§ Supplied material:

* * *

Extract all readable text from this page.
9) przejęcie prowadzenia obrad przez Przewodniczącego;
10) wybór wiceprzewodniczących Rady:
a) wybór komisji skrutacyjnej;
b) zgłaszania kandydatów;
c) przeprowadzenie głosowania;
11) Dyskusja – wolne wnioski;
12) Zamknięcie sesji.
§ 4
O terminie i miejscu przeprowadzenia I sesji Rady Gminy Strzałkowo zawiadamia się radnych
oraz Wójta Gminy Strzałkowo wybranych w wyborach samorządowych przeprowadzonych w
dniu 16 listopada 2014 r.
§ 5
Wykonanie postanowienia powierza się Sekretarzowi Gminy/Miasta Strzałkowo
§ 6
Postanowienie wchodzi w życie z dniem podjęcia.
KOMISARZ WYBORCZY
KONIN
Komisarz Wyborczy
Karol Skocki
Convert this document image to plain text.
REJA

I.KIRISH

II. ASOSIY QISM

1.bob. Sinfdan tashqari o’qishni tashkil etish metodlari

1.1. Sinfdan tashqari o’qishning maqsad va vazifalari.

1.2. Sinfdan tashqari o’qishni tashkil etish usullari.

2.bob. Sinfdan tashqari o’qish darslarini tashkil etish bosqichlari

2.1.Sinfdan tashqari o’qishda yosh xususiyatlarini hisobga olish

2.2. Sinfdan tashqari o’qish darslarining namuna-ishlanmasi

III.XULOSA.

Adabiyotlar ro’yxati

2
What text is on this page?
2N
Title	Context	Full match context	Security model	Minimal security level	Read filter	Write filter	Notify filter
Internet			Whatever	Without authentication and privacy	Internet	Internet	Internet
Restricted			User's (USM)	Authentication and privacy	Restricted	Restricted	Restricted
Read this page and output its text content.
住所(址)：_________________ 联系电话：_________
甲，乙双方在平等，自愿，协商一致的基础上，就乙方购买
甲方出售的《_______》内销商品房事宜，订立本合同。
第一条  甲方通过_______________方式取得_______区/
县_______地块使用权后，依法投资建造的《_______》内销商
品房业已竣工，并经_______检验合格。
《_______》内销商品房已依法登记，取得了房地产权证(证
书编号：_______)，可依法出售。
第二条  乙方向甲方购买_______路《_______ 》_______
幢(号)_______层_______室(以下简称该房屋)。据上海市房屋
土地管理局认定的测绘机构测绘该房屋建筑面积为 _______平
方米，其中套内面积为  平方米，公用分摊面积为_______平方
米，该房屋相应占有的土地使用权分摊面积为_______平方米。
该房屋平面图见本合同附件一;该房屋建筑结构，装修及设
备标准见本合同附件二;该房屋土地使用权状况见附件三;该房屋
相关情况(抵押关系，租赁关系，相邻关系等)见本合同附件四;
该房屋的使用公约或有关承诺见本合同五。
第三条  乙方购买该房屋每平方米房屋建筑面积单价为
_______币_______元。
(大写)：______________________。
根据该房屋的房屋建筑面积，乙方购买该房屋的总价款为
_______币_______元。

* * *

§ What the task asks:
Which lines hold the word "tashkil"? Copy all of them.

§ Written solution:
1.bob. Sinfdan tashqari o’qishni tashkil etish metodlari
1.2. Sinfdan tashqari o’qishni tashkil etish usullari.
2.bob. Sinfdan tashqari o’qish darslarini tashkil etish bosqichlari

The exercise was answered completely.